◆ **Task details**: Write out the full listing exactly as given, minus the images.

Dataset records:
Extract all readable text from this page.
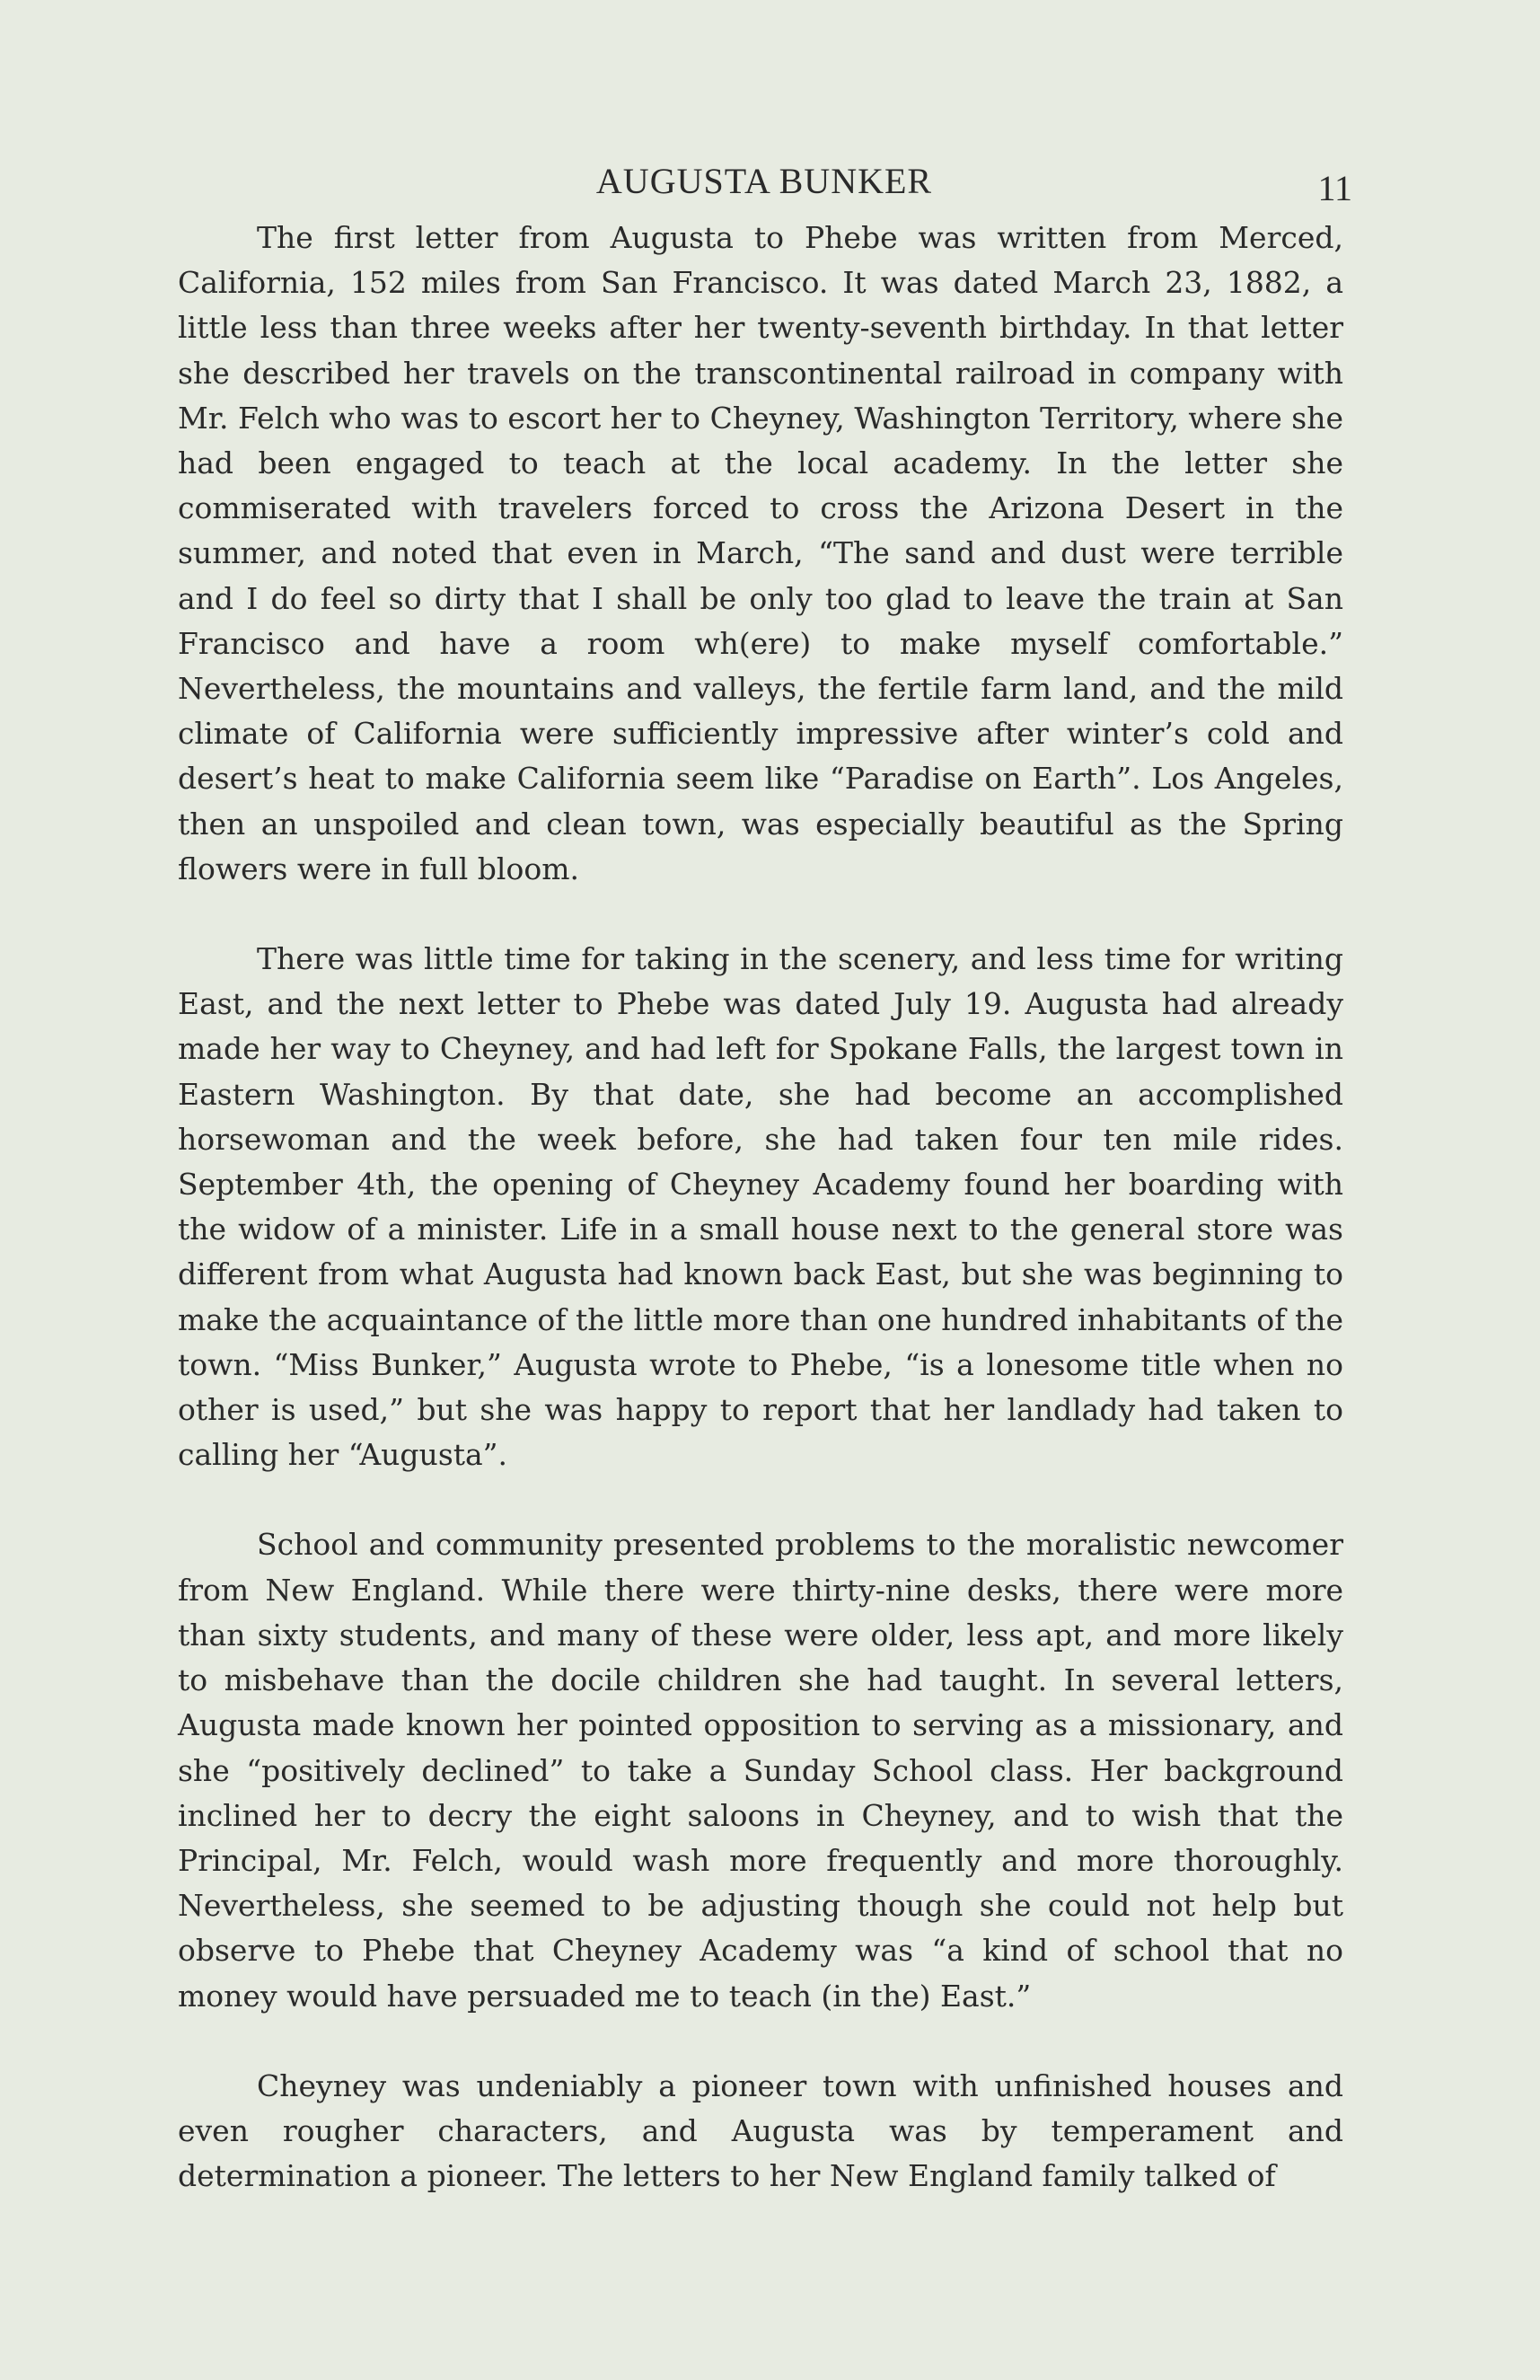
AUGUSTA BUNKER	11

The first letter from Augusta to Phebe was written from Merced, California, 152 miles from San Francisco. It was dated March 23, 1882, a little less than three weeks after her twenty-seventh birthday. In that letter she described her travels on the transcontinental railroad in company with Mr. Felch who was to escort her to Cheyney, Washington Territory, where she had been engaged to teach at the local academy. In the letter she commiserated with travelers forced to cross the Arizona Desert in the summer, and noted that even in March, “The sand and dust were terrible and I do feel so dirty that I shall be only too glad to leave the train at San Francisco and have a room wh(ere) to make myself comfortable.” Nevertheless, the mountains and valleys, the fertile farm land, and the mild climate of California were sufficiently impressive after winter’s cold and desert’s heat to make California seem like “Paradise on Earth”. Los Angeles, then an unspoiled and clean town, was especially beautiful as the Spring flowers were in full bloom.

There was little time for taking in the scenery, and less time for writing East, and the next letter to Phebe was dated July 19. Augusta had already made her way to Cheyney, and had left for Spokane Falls, the largest town in Eastern Washington. By that date, she had become an accomplished horsewoman and the week before, she had taken four ten mile rides. September 4th, the opening of Cheyney Academy found her boarding with the widow of a minister. Life in a small house next to the general store was different from what Augusta had known back East, but she was beginning to make the acquaintance of the little more than one hundred inhabitants of the town. “Miss Bunker,” Augusta wrote to Phebe, “is a lonesome title when no other is used,” but she was happy to report that her landlady had taken to calling her “Augusta”.

School and community presented problems to the moralistic newcomer from New England. While there were thirty-nine desks, there were more than sixty students, and many of these were older, less apt, and more likely to misbehave than the docile children she had taught. In several letters, Augusta made known her pointed opposition to serving as a missionary, and she “positively declined” to take a Sunday School class. Her background inclined her to decry the eight saloons in Cheyney, and to wish that the Principal, Mr. Felch, would wash more frequently and more thoroughly. Nevertheless, she seemed to be adjusting though she could not help but observe to Phebe that Cheyney Academy was “a kind of school that no money would have persuaded me to teach (in the) East.”

Cheyney was undeniably a pioneer town with unfinished houses and even rougher characters, and Augusta was by temperament and determination a pioneer. The letters to her New England family talked of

◆ **Completed exercise**:
Extract all readable text from this page.
AUGUSTA BUNKER	11

The first letter from Augusta to Phebe was written from Merced, California, 152 miles from San Francisco. It was dated March 23, 1882, a little less than three weeks after her twenty-seventh birthday. In that letter she described her travels on the transcontinental railroad in company with Mr. Felch who was to escort her to Cheyney, Washington Territory, where she had been engaged to teach at the local academy. In the letter she commiserated with travelers forced to cross the Arizona Desert in the summer, and noted that even in March, “The sand and dust were terrible and I do feel so dirty that I shall be only too glad to leave the train at San Francisco and have a room wh(ere) to make myself comfortable.” Nevertheless, the mountains and valleys, the fertile farm land, and the mild climate of California were sufficiently impressive after winter’s cold and desert’s heat to make California seem like “Paradise on Earth”. Los Angeles, then an unspoiled and clean town, was especially beautiful as the Spring flowers were in full bloom.

There was little time for taking in the scenery, and less time for writing East, and the next letter to Phebe was dated July 19. Augusta had already made her way to Cheyney, and had left for Spokane Falls, the largest town in Eastern Washington. By that date, she had become an accomplished horsewoman and the week before, she had taken four ten mile rides. September 4th, the opening of Cheyney Academy found her boarding with the widow of a minister. Life in a small house next to the general store was different from what Augusta had known back East, but she was beginning to make the acquaintance of the little more than one hundred inhabitants of the town. “Miss Bunker,” Augusta wrote to Phebe, “is a lonesome title when no other is used,” but she was happy to report that her landlady had taken to calling her “Augusta”.

School and community presented problems to the moralistic newcomer from New England. While there were thirty-nine desks, there were more than sixty students, and many of these were older, less apt, and more likely to misbehave than the docile children she had taught. In several letters, Augusta made known her pointed opposition to serving as a missionary, and she “positively declined” to take a Sunday School class. Her background inclined her to decry the eight saloons in Cheyney, and to wish that the Principal, Mr. Felch, would wash more frequently and more thoroughly. Nevertheless, she seemed to be adjusting though she could not help but observe to Phebe that Cheyney Academy was “a kind of school that no money would have persuaded me to teach (in the) East.”

Cheyney was undeniably a pioneer town with unfinished houses and even rougher characters, and Augusta was by temperament and determination a pioneer. The letters to her New England family talked of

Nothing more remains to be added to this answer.